» Exercise goal
Type out the data exactly as given. Skip any image.

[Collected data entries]
····················

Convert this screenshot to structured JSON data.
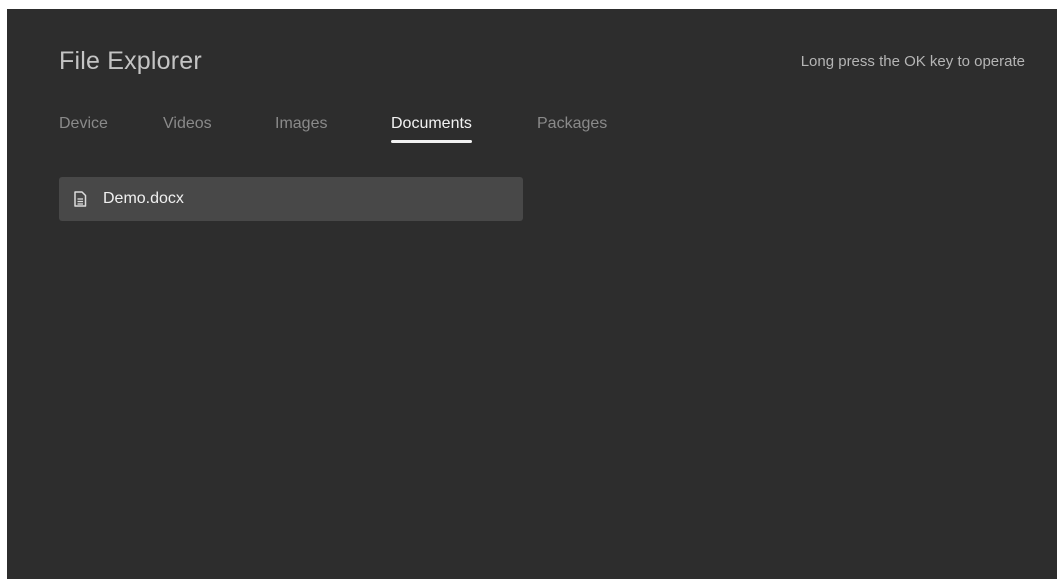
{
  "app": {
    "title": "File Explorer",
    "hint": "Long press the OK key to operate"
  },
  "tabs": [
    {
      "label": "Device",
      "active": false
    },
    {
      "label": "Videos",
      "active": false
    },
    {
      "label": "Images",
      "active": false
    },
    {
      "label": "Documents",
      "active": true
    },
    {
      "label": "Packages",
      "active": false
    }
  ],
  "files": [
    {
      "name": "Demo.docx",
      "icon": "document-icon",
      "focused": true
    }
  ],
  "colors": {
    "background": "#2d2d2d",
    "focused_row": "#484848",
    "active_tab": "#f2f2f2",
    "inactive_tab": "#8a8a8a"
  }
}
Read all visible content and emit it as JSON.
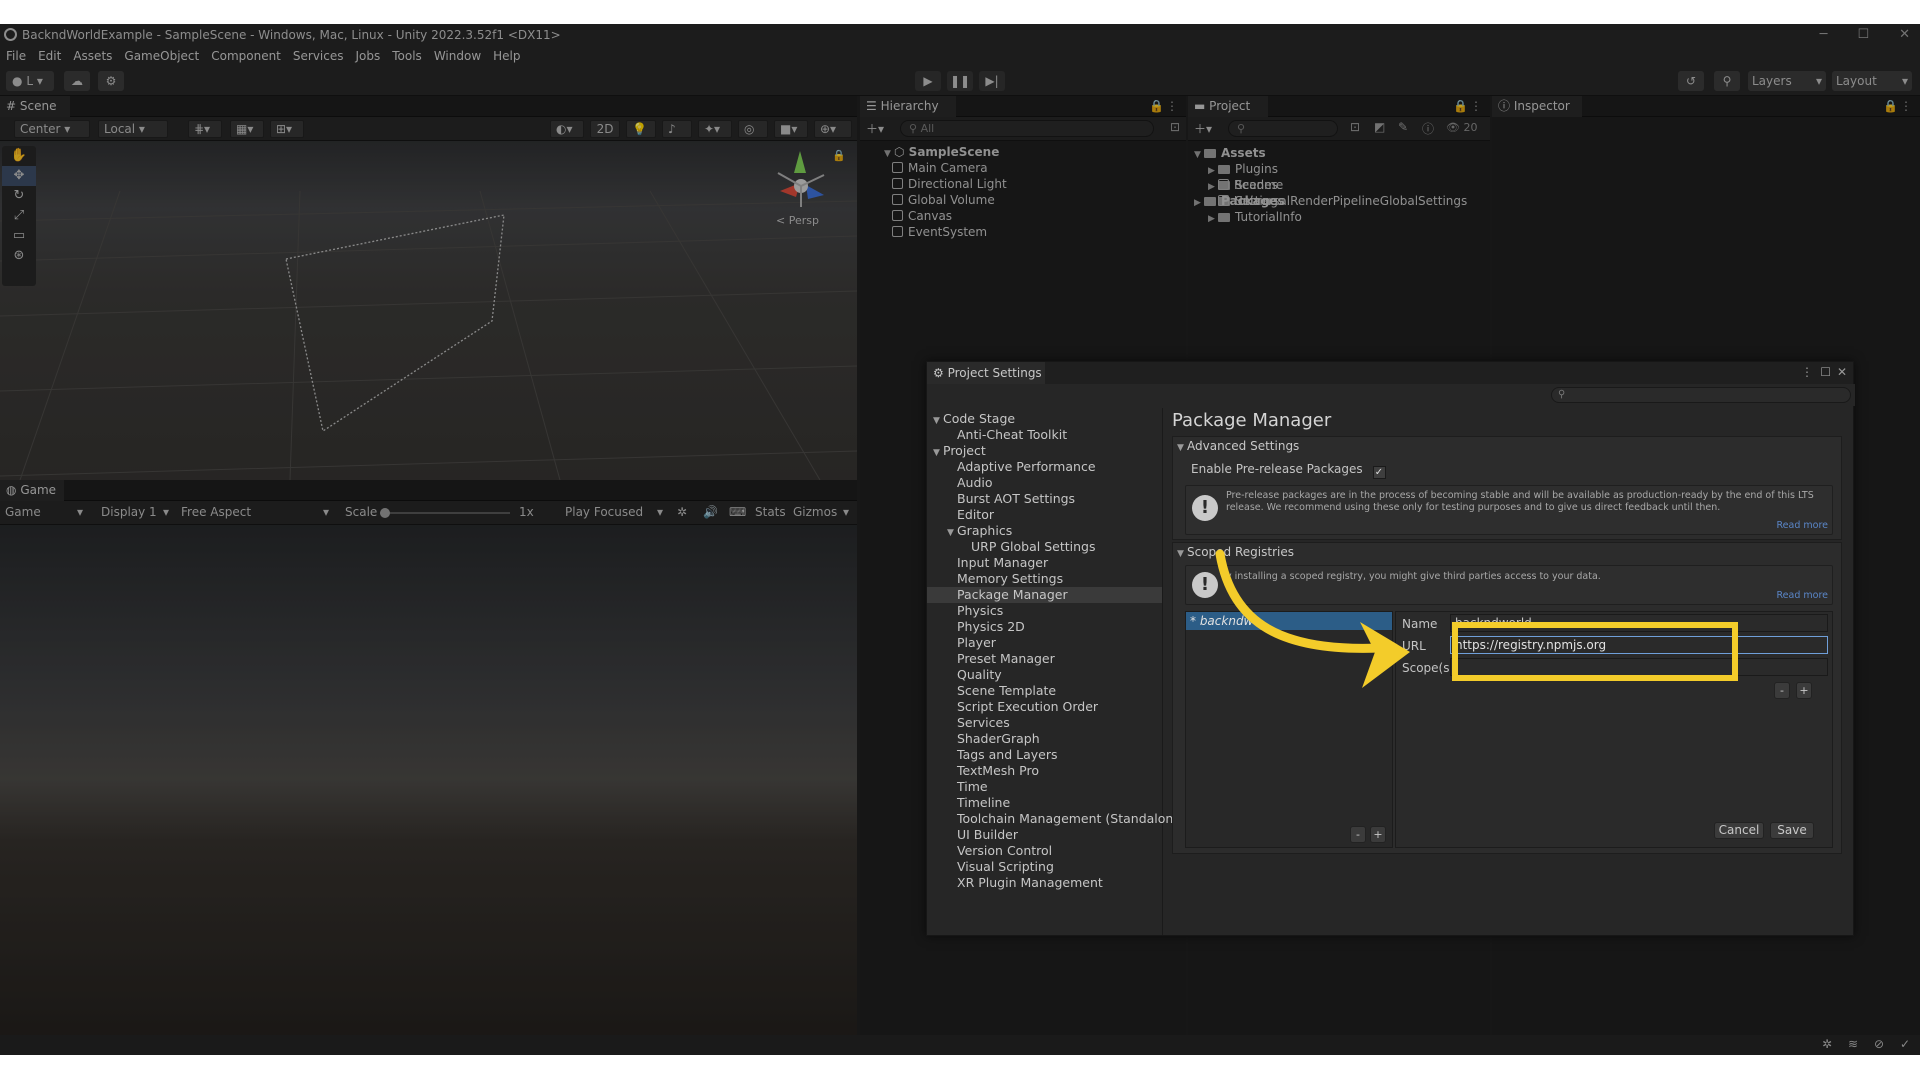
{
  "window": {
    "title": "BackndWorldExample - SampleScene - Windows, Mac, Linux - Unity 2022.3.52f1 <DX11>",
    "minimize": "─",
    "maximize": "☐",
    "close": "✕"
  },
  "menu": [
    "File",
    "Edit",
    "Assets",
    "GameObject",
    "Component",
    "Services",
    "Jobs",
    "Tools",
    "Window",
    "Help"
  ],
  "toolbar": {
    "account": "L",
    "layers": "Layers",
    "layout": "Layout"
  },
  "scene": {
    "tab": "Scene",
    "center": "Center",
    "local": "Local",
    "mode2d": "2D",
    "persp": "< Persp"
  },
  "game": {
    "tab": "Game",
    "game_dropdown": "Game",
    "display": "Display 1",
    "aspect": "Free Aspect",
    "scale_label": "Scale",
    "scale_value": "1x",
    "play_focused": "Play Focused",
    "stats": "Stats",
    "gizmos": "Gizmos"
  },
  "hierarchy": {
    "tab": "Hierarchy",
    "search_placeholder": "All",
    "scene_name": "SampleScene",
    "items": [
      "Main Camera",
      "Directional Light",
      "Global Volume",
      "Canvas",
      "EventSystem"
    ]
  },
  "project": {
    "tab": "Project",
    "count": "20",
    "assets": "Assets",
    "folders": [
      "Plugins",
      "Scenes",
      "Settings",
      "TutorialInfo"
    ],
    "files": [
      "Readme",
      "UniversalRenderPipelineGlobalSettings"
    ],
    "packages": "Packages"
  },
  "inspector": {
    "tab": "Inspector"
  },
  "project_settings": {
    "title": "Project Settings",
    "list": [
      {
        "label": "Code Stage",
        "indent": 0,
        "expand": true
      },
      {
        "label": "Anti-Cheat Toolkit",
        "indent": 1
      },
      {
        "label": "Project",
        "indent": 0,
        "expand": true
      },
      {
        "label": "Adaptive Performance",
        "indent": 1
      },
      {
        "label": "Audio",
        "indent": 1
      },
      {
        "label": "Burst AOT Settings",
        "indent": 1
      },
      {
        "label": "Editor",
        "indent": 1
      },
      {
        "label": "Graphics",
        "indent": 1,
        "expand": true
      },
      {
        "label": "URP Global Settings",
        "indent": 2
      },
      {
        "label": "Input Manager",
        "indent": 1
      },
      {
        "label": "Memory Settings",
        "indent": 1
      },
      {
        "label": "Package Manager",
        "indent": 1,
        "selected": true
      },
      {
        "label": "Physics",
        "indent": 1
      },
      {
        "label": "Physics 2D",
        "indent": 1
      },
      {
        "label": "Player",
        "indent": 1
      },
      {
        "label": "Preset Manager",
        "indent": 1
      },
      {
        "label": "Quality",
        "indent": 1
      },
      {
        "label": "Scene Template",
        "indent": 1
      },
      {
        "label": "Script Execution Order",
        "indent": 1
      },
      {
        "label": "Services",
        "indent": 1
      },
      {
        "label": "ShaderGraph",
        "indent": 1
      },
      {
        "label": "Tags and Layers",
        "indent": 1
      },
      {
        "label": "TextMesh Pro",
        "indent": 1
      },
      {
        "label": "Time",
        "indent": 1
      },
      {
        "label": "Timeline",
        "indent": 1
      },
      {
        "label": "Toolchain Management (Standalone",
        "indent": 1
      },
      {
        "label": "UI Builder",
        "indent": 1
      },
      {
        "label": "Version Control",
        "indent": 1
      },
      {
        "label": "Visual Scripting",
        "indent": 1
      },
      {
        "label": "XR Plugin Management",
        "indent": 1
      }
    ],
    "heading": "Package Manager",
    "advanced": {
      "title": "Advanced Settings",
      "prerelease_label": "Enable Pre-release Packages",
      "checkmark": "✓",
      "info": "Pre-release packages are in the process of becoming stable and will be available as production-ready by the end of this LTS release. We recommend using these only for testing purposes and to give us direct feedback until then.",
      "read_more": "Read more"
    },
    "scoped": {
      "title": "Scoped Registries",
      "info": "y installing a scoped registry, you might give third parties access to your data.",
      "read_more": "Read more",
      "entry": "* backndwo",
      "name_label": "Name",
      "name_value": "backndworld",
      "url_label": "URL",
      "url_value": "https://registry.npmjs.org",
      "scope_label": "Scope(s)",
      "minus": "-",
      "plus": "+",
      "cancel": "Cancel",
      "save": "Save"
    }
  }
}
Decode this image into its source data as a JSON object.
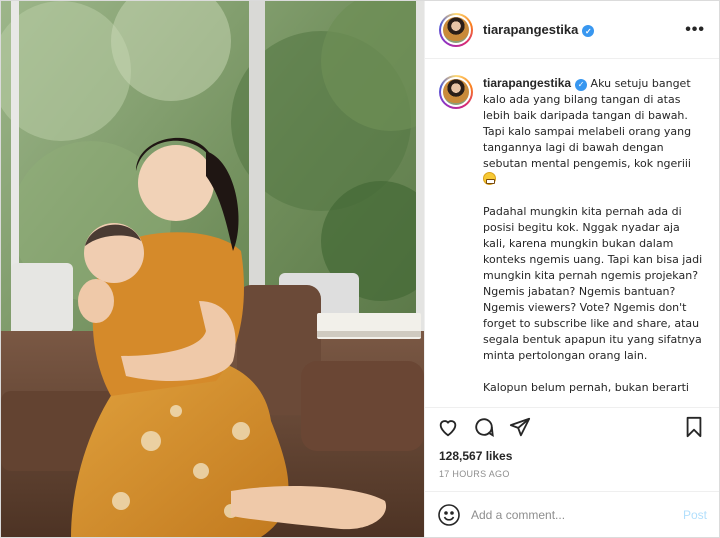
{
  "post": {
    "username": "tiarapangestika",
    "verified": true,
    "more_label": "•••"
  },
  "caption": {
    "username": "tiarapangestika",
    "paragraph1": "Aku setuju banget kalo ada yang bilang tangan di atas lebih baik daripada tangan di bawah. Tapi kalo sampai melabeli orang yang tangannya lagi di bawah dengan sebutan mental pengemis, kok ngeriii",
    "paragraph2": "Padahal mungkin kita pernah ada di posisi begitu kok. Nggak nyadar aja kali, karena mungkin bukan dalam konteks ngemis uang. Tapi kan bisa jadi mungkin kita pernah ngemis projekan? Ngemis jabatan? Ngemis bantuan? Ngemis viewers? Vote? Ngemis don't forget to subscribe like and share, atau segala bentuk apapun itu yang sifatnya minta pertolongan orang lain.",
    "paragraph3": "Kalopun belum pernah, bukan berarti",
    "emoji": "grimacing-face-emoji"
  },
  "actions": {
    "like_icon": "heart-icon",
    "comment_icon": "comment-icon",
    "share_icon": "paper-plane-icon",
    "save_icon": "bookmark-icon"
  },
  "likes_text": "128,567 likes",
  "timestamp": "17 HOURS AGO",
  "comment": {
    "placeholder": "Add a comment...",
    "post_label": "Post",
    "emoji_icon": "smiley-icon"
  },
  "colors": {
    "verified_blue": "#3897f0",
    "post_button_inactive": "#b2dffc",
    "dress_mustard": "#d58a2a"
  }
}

····················

» The solution
Convert this screenshot to structured JSON data.
{
  "app": {
    "title": "File Explorer",
    "hint": "Long press the OK key to operate"
  },
  "tabs": [
    {
      "label": "Device",
      "active": false
    },
    {
      "label": "Videos",
      "active": false
    },
    {
      "label": "Images",
      "active": false
    },
    {
      "label": "Documents",
      "active": true
    },
    {
      "label": "Packages",
      "active": false
    }
  ],
  "files": [
    {
      "name": "Demo.docx",
      "icon": "document-icon",
      "focused": true
    }
  ],
  "colors": {
    "background": "#2d2d2d",
    "focused_row": "#484848",
    "active_tab": "#f2f2f2",
    "inactive_tab": "#8a8a8a"
  }
}
Read all visible content and emit it as JSON.
{
  "window": {
    "title": "BackndWorldExample - SampleScene - Windows, Mac, Linux - Unity 2022.3.52f1 <DX11>",
    "minimize": "─",
    "maximize": "☐",
    "close": "✕"
  },
  "menu": [
    "File",
    "Edit",
    "Assets",
    "GameObject",
    "Component",
    "Services",
    "Jobs",
    "Tools",
    "Window",
    "Help"
  ],
  "toolbar": {
    "account": "L",
    "layers": "Layers",
    "layout": "Layout"
  },
  "scene": {
    "tab": "Scene",
    "center": "Center",
    "local": "Local",
    "mode2d": "2D",
    "persp": "< Persp"
  },
  "game": {
    "tab": "Game",
    "game_dropdown": "Game",
    "display": "Display 1",
    "aspect": "Free Aspect",
    "scale_label": "Scale",
    "scale_value": "1x",
    "play_focused": "Play Focused",
    "stats": "Stats",
    "gizmos": "Gizmos"
  },
  "hierarchy": {
    "tab": "Hierarchy",
    "search_placeholder": "All",
    "scene_name": "SampleScene",
    "items": [
      "Main Camera",
      "Directional Light",
      "Global Volume",
      "Canvas",
      "EventSystem"
    ]
  },
  "project": {
    "tab": "Project",
    "count": "20",
    "assets": "Assets",
    "folders": [
      "Plugins",
      "Scenes",
      "Settings",
      "TutorialInfo"
    ],
    "files": [
      "Readme",
      "UniversalRenderPipelineGlobalSettings"
    ],
    "packages": "Packages"
  },
  "inspector": {
    "tab": "Inspector"
  },
  "project_settings": {
    "title": "Project Settings",
    "list": [
      {
        "label": "Code Stage",
        "indent": 0,
        "expand": true
      },
      {
        "label": "Anti-Cheat Toolkit",
        "indent": 1
      },
      {
        "label": "Project",
        "indent": 0,
        "expand": true
      },
      {
        "label": "Adaptive Performance",
        "indent": 1
      },
      {
        "label": "Audio",
        "indent": 1
      },
      {
        "label": "Burst AOT Settings",
        "indent": 1
      },
      {
        "label": "Editor",
        "indent": 1
      },
      {
        "label": "Graphics",
        "indent": 1,
        "expand": true
      },
      {
        "label": "URP Global Settings",
        "indent": 2
      },
      {
        "label": "Input Manager",
        "indent": 1
      },
      {
        "label": "Memory Settings",
        "indent": 1
      },
      {
        "label": "Package Manager",
        "indent": 1,
        "selected": true
      },
      {
        "label": "Physics",
        "indent": 1
      },
      {
        "label": "Physics 2D",
        "indent": 1
      },
      {
        "label": "Player",
        "indent": 1
      },
      {
        "label": "Preset Manager",
        "indent": 1
      },
      {
        "label": "Quality",
        "indent": 1
      },
      {
        "label": "Scene Template",
        "indent": 1
      },
      {
        "label": "Script Execution Order",
        "indent": 1
      },
      {
        "label": "Services",
        "indent": 1
      },
      {
        "label": "ShaderGraph",
        "indent": 1
      },
      {
        "label": "Tags and Layers",
        "indent": 1
      },
      {
        "label": "TextMesh Pro",
        "indent": 1
      },
      {
        "label": "Time",
        "indent": 1
      },
      {
        "label": "Timeline",
        "indent": 1
      },
      {
        "label": "Toolchain Management (Standalone",
        "indent": 1
      },
      {
        "label": "UI Builder",
        "indent": 1
      },
      {
        "label": "Version Control",
        "indent": 1
      },
      {
        "label": "Visual Scripting",
        "indent": 1
      },
      {
        "label": "XR Plugin Management",
        "indent": 1
      }
    ],
    "heading": "Package Manager",
    "advanced": {
      "title": "Advanced Settings",
      "prerelease_label": "Enable Pre-release Packages",
      "checkmark": "✓",
      "info": "Pre-release packages are in the process of becoming stable and will be available as production-ready by the end of this LTS release. We recommend using these only for testing purposes and to give us direct feedback until then.",
      "read_more": "Read more"
    },
    "scoped": {
      "title": "Scoped Registries",
      "info": "y installing a scoped registry, you might give third parties access to your data.",
      "read_more": "Read more",
      "entry": "* backndwo",
      "name_label": "Name",
      "name_value": "backndworld",
      "url_label": "URL",
      "url_value": "https://registry.npmjs.org",
      "scope_label": "Scope(s)",
      "minus": "-",
      "plus": "+",
      "cancel": "Cancel",
      "save": "Save"
    }
  }
}
Decode this image into its source data as a JSON object.
{
  "post": {
    "username": "tiarapangestika",
    "verified": true,
    "more_label": "•••"
  },
  "caption": {
    "username": "tiarapangestika",
    "paragraph1": "Aku setuju banget kalo ada yang bilang tangan di atas lebih baik daripada tangan di bawah. Tapi kalo sampai melabeli orang yang tangannya lagi di bawah dengan sebutan mental pengemis, kok ngeriii",
    "paragraph2": "Padahal mungkin kita pernah ada di posisi begitu kok. Nggak nyadar aja kali, karena mungkin bukan dalam konteks ngemis uang. Tapi kan bisa jadi mungkin kita pernah ngemis projekan? Ngemis jabatan? Ngemis bantuan? Ngemis viewers? Vote? Ngemis don't forget to subscribe like and share, atau segala bentuk apapun itu yang sifatnya minta pertolongan orang lain.",
    "paragraph3": "Kalopun belum pernah, bukan berarti",
    "emoji": "grimacing-face-emoji"
  },
  "actions": {
    "like_icon": "heart-icon",
    "comment_icon": "comment-icon",
    "share_icon": "paper-plane-icon",
    "save_icon": "bookmark-icon"
  },
  "likes_text": "128,567 likes",
  "timestamp": "17 HOURS AGO",
  "comment": {
    "placeholder": "Add a comment...",
    "post_label": "Post",
    "emoji_icon": "smiley-icon"
  },
  "colors": {
    "verified_blue": "#3897f0",
    "post_button_inactive": "#b2dffc",
    "dress_mustard": "#d58a2a"
  }
}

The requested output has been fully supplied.